* DOCUMENT PASSAGE *
----
Monday 13 April 2009

NYW

Good morning. I am a fourteen-year-old girl living in London, and I have a problem.
NYW.
Or, more specifically, New York Withdrawal.

In the grand scheme of things, not such a big issue. But the oft-referred to 'Grand Scheme Of Things' is really so grand and so infinitely more important than my own little problems that it's hardly even possible to relate to. To an ant whose life consists of finding crumbs and carrying them back to the ant hole, NYW would no doubt be even more catastrophic and momentous than , say, a tsunami would be to me. If you're not so keen on things that only seem important to ants and me, maybe you'd be better off reading The Financial Times or a book about Nietzsche.

So here's the story: this time 2 weeks ago I set off with ten other girls from my school to go on the questionably-titled 'New York Exchange'. My heart went with me, but it never returned. That simple. After a week in the city of straight streets, pretzels and a general abundance of all things yellow, I realised that London, a city I have always loved for its vibe, its fashion, its green spaces and its people, had paled in my mind to a vaguely pleasant place only preferable to the Outer Hebrides because of its shops and proximity to several international airports.
----
* MATERIAL SUPPLIED *
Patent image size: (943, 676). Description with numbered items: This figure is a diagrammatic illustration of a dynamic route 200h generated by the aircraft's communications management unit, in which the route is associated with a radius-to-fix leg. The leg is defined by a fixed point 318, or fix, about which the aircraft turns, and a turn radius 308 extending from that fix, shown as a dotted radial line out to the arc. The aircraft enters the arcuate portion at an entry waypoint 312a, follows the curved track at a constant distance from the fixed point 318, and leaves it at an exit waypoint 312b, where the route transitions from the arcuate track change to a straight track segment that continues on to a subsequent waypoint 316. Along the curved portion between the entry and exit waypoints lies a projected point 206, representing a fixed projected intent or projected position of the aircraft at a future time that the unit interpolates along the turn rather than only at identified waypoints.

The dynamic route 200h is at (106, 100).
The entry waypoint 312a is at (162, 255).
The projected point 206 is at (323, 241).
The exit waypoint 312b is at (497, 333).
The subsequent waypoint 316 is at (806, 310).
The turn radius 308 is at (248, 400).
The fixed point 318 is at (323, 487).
----
* EXERCISE INSTRUCTIONS *
1. Give again, word for word, the part of the New York Withdrawal post between "Monday 13 April" and "New York Withdrawal.", inclusive.
2. In the New York Withdrawal post, what four things does the writer say she has always loved London for?
3. Put this sentence from the New York Withdrawal post into Spanish: "My heart went with me, but it never returned."

* TASK-BY-TASK OUTPUTS *
1.
Monday 13 April 2009

NYW

Good morning. I am a fourteen-year-old girl living in London, and I have a problem.
NYW.
Or, more specifically, New York Withdrawal.

2. Its vibe, its fashion, its green spaces and its people.

3. Mi corazón se fue conmigo, pero nunca regresó.